Stored data:
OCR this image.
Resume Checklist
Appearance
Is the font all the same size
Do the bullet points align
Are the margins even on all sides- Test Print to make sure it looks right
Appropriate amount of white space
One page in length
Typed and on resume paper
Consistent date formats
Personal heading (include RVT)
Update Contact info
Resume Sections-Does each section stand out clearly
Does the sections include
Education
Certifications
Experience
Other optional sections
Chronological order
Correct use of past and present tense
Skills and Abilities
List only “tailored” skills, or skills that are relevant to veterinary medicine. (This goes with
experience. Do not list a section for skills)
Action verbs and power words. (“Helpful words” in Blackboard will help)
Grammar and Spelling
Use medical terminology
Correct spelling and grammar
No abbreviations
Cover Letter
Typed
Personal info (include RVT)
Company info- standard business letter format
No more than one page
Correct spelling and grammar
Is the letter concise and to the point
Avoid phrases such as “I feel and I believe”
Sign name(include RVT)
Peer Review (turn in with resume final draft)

Problem statement:
Give all of the entries again, word for word.

Task solution:
OCR this image.
Resume Checklist
Appearance
Is the font all the same size
Do the bullet points align
Are the margins even on all sides- Test Print to make sure it looks right
Appropriate amount of white space
One page in length
Typed and on resume paper
Consistent date formats
Personal heading (include RVT)
Update Contact info
Resume Sections-Does each section stand out clearly
Does the sections include
Education
Certifications
Experience
Other optional sections
Chronological order
Correct use of past and present tense
Skills and Abilities
List only “tailored” skills, or skills that are relevant to veterinary medicine. (This goes with
experience. Do not list a section for skills)
Action verbs and power words. (“Helpful words” in Blackboard will help)
Grammar and Spelling
Use medical terminology
Correct spelling and grammar
No abbreviations
Cover Letter
Typed
Personal info (include RVT)
Company info- standard business letter format
No more than one page
Correct spelling and grammar
Is the letter concise and to the point
Avoid phrases such as “I feel and I believe”
Sign name(include RVT)
Peer Review (turn in with resume final draft)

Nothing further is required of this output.